-- START OF Stored records --

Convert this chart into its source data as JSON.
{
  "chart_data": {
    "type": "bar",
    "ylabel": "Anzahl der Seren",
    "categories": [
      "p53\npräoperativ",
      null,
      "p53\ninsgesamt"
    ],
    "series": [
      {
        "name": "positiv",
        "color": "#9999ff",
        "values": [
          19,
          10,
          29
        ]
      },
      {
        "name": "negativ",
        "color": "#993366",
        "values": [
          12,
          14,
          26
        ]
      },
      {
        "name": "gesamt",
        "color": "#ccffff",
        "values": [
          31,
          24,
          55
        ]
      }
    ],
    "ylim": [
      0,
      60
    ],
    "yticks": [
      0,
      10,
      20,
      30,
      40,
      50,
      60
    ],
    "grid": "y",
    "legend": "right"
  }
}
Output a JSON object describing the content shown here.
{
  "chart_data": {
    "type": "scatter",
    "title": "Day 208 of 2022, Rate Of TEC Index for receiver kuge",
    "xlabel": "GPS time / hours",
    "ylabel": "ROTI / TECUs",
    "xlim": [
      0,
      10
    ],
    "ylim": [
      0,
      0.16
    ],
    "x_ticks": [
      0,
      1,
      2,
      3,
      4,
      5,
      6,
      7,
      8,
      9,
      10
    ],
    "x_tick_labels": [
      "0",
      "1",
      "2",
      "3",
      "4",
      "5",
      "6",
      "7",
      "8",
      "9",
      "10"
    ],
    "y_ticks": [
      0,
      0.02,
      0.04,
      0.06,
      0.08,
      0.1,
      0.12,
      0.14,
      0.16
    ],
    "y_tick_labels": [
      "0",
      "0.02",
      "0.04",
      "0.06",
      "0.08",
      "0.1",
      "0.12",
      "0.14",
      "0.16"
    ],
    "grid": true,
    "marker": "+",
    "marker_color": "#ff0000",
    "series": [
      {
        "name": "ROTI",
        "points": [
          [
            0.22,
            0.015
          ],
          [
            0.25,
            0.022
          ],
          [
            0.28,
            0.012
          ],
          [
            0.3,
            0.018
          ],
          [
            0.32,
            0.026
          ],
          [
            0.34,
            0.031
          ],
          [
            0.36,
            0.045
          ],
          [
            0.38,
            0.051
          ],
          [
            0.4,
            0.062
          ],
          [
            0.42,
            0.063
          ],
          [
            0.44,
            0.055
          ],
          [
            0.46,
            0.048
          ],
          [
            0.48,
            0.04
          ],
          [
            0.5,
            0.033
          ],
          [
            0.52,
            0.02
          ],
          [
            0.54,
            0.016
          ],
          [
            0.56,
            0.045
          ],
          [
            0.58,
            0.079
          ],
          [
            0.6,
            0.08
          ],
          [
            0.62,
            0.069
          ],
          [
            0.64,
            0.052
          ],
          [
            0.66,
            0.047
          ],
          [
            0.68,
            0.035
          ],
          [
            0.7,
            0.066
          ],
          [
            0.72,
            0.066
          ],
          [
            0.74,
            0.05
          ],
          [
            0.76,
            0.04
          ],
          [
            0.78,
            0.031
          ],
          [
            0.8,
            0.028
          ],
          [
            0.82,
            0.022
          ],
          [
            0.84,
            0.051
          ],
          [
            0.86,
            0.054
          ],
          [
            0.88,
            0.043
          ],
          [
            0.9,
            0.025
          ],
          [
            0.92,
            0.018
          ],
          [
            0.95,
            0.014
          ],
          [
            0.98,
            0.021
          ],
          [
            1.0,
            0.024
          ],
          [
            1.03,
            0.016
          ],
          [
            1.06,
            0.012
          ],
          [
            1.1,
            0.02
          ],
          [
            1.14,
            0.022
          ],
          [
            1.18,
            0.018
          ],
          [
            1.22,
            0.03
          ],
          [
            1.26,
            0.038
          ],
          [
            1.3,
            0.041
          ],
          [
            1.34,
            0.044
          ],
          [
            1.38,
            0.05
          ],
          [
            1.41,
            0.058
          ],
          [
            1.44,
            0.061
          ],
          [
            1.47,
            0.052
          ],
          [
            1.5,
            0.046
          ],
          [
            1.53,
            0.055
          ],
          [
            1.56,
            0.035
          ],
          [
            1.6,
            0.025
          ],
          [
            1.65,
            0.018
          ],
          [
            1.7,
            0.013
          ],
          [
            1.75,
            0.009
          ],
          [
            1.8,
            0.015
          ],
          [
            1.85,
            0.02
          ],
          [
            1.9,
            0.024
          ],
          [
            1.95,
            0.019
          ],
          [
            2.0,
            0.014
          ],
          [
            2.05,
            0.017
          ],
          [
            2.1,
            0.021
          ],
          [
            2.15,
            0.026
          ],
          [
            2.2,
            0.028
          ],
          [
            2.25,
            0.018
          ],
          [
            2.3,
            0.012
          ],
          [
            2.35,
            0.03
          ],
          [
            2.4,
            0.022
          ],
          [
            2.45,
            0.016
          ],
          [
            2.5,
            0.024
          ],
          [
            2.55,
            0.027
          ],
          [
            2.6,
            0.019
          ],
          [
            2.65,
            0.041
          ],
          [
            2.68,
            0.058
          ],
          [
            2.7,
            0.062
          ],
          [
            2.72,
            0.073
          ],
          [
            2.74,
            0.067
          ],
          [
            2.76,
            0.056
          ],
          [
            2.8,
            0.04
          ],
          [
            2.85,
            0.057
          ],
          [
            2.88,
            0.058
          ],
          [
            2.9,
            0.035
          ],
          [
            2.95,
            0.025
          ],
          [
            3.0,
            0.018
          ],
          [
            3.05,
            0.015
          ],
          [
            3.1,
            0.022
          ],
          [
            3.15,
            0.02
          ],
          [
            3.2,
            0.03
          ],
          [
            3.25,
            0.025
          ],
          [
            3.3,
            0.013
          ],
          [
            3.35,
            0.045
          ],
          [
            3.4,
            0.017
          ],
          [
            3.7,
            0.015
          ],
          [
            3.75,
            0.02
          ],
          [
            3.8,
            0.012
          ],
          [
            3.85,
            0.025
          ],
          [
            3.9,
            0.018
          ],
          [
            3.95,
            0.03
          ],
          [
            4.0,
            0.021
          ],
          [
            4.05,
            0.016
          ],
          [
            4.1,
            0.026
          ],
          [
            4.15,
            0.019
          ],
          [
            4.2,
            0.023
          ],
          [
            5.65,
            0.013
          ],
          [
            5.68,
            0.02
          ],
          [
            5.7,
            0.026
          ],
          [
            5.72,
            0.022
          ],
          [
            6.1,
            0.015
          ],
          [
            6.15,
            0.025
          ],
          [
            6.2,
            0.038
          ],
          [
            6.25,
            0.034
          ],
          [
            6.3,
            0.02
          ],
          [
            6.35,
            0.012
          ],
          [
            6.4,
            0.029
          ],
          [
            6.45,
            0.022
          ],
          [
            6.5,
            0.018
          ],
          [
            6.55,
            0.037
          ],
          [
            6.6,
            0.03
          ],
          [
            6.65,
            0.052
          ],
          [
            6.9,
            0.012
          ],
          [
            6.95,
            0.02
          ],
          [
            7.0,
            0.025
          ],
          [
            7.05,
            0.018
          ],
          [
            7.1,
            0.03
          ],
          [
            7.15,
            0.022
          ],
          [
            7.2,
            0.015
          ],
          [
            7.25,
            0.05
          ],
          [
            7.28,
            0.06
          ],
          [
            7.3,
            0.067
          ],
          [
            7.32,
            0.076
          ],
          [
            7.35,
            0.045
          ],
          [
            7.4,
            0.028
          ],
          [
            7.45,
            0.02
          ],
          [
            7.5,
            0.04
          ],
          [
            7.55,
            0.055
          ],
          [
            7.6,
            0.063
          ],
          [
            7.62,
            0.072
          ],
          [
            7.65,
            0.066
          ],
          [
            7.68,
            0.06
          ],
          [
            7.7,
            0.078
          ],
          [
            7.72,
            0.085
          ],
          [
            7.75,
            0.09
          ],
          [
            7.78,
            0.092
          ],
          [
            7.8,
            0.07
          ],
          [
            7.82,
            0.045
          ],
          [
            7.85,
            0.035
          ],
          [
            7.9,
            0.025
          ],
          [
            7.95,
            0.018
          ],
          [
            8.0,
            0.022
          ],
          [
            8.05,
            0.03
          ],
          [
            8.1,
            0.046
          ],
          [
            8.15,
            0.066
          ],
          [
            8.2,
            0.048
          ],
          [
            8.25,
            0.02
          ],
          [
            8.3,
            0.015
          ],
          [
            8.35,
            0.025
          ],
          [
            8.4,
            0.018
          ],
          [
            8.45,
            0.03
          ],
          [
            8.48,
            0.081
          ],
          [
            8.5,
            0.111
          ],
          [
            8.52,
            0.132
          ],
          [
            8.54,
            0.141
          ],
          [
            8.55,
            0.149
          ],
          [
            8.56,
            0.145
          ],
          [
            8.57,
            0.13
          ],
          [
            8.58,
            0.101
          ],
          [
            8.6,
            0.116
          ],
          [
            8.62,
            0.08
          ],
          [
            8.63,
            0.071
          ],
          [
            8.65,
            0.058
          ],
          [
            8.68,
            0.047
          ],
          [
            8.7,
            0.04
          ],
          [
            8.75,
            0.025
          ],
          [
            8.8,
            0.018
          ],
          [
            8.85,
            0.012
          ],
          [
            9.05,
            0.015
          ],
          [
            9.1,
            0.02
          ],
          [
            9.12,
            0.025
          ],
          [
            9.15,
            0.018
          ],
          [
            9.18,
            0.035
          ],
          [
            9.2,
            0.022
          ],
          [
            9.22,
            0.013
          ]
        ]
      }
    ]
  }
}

-- END OF Stored records --

Task details ▸ Copy each line containing the word "name" from the data.

Response ▸
        "name": "positiv",
        "name": "negativ",
        "name": "gesamt",
        "name": "ROTI",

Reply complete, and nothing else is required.